- What the task requires -
Count every line in the following entries where the word "name" appears. Give the count alone.
--- START OF Data excerpts ---
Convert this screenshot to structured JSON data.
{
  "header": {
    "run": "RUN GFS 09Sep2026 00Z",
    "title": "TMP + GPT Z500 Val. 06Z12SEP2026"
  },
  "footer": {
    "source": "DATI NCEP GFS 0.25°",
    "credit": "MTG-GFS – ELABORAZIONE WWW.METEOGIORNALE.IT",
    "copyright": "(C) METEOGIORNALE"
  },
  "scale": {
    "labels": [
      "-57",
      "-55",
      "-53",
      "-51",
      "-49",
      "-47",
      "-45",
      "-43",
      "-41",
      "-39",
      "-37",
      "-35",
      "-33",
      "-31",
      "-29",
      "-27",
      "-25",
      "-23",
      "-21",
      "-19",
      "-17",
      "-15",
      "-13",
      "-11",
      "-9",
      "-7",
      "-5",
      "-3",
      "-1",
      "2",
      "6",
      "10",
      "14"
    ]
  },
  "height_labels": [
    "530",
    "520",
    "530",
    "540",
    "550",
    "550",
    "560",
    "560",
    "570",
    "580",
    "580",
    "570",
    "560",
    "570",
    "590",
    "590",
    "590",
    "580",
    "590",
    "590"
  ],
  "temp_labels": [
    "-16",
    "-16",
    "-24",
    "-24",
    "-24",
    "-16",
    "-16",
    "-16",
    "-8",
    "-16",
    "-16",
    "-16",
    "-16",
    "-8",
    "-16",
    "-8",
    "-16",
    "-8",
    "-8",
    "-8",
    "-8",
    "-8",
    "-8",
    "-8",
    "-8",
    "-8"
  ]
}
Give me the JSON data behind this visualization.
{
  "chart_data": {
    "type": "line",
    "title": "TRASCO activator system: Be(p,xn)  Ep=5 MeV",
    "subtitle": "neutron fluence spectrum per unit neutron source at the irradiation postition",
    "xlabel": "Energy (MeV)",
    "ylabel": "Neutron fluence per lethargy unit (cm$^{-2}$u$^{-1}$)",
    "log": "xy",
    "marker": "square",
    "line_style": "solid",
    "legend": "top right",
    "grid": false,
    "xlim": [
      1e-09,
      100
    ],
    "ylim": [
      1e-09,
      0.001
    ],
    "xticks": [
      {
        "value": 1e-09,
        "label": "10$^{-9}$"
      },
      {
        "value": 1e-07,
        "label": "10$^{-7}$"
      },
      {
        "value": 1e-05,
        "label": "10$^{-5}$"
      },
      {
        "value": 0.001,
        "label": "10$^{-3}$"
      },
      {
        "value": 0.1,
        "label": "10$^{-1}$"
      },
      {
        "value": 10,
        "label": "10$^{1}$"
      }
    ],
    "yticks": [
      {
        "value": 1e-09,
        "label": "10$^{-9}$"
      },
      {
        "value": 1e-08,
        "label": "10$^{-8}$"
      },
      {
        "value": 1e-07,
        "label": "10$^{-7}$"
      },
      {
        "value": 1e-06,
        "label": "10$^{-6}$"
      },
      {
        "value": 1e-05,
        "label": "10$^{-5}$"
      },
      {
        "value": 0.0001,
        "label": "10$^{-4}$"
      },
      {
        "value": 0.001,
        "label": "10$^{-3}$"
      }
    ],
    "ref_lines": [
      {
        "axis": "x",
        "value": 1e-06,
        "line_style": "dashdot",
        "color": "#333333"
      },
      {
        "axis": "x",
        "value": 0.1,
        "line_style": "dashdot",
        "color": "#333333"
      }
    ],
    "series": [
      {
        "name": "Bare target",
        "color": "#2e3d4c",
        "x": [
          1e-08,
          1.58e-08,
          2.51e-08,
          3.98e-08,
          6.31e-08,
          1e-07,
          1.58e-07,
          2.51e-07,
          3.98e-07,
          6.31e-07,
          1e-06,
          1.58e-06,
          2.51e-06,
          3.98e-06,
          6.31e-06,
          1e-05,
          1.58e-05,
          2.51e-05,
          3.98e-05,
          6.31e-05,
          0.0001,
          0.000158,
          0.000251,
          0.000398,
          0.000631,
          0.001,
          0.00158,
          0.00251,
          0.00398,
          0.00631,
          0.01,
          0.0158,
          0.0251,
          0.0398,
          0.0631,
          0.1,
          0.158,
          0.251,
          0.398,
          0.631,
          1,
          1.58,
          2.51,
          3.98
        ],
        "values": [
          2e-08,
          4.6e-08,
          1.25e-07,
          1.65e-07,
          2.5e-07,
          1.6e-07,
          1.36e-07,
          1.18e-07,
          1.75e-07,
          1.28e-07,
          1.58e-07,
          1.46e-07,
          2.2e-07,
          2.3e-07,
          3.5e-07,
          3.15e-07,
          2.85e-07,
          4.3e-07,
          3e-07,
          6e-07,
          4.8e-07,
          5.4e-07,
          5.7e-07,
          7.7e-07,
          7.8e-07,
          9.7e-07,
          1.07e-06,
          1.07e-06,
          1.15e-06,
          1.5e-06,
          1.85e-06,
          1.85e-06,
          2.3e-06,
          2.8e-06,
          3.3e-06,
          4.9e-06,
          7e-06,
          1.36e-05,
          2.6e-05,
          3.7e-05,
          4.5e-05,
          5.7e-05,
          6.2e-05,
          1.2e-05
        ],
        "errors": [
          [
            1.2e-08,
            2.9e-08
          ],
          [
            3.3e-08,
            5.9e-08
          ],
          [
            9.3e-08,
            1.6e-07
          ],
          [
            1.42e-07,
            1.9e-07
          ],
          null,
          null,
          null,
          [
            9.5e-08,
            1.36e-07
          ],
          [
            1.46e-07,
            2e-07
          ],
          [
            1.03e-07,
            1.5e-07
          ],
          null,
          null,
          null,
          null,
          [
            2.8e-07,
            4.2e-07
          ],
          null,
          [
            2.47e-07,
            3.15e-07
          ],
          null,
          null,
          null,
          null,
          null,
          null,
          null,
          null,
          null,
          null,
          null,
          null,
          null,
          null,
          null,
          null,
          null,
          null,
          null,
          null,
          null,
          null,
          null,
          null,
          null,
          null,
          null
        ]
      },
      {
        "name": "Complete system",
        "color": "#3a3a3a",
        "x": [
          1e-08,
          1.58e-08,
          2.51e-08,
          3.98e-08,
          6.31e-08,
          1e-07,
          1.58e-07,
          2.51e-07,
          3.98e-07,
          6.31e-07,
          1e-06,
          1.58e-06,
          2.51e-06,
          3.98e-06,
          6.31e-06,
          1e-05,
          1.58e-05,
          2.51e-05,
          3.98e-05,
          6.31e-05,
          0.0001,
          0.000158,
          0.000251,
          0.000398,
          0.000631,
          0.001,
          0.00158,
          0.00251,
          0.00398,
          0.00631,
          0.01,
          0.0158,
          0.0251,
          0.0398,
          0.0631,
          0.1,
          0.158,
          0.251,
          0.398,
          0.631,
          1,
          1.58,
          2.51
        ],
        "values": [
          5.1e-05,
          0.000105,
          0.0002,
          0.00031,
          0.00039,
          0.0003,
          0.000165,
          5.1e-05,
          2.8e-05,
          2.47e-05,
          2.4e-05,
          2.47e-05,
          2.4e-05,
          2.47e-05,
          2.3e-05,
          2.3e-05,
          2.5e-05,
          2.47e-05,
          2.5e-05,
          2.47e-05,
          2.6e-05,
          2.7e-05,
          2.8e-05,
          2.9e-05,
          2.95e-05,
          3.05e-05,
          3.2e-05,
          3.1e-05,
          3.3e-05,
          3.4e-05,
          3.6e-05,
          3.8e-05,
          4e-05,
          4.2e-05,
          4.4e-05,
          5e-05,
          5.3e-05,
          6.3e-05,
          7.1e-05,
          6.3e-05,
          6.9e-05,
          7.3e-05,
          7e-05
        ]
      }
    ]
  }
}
--- END OF Data excerpts ---
- Worked solution -
2